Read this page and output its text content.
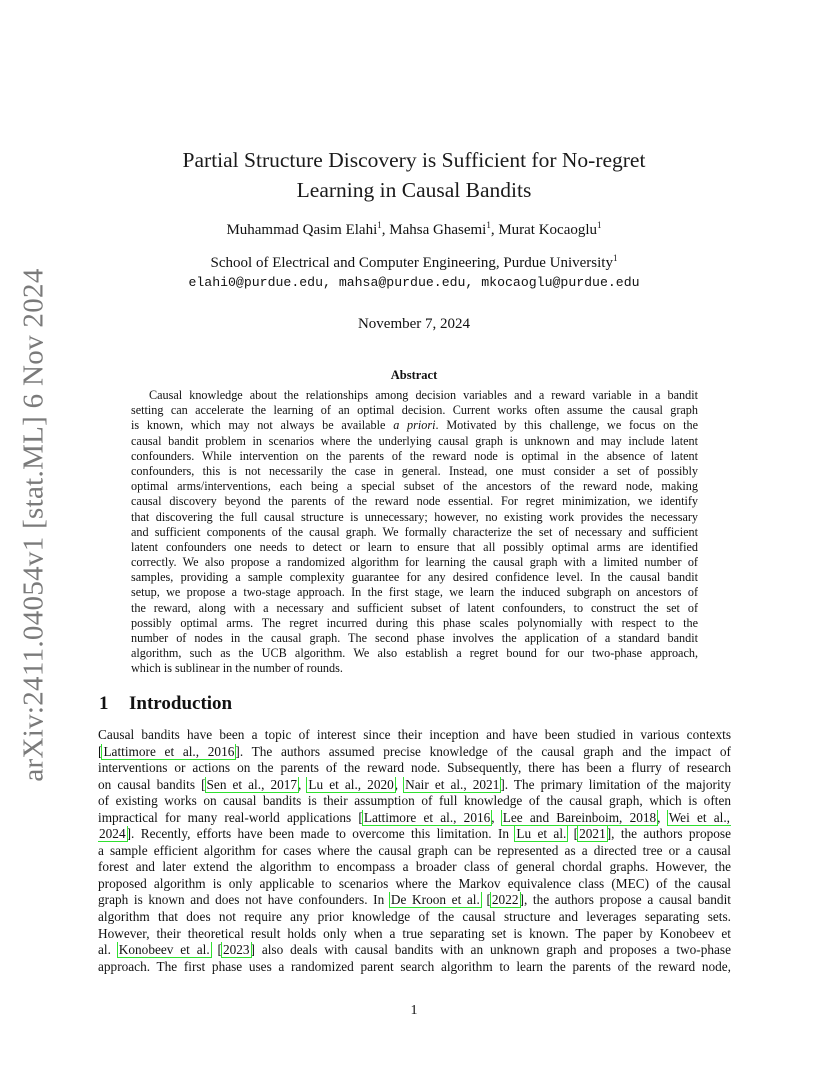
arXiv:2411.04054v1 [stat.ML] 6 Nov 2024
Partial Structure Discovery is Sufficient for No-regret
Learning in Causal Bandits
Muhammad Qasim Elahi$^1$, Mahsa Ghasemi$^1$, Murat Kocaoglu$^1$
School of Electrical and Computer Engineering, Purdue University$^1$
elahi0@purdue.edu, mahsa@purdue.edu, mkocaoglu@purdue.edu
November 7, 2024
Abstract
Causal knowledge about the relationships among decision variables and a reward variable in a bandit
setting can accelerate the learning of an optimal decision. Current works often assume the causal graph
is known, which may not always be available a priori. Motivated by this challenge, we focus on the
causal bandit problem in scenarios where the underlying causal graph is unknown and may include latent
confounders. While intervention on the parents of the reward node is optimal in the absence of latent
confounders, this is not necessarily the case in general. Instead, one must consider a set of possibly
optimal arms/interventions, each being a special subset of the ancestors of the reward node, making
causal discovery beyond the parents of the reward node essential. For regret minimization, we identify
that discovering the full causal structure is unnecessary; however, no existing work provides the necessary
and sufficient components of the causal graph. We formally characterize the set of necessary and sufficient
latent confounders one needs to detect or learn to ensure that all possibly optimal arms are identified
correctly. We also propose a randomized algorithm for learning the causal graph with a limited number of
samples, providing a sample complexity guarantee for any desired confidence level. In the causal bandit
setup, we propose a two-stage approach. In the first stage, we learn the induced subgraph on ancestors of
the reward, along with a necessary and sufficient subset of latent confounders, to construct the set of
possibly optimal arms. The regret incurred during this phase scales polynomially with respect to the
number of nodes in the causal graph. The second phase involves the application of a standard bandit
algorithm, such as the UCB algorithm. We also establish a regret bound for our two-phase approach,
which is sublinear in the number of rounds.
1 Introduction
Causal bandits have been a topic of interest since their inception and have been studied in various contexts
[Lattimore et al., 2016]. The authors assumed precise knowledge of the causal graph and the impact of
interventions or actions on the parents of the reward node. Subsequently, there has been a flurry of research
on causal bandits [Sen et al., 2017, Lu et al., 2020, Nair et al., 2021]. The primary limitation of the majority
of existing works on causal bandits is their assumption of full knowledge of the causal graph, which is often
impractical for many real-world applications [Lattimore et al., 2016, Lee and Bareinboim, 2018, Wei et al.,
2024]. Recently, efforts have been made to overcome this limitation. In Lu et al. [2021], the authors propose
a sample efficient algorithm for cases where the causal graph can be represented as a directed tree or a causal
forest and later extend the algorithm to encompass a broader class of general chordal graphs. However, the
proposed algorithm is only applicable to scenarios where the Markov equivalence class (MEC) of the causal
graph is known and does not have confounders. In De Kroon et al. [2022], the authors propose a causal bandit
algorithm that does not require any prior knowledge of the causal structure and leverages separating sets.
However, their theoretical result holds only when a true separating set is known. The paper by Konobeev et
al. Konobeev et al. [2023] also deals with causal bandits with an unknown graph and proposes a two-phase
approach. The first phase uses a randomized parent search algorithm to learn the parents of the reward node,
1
**********
● Do this
Scan the material for lines with the word "only", and copy each line you find.

● Response
proposed algorithm is only applicable to scenarios where the Markov equivalence class (MEC) of the causal
However, their theoretical result holds only when a true separating set is known. The paper by Konobeev et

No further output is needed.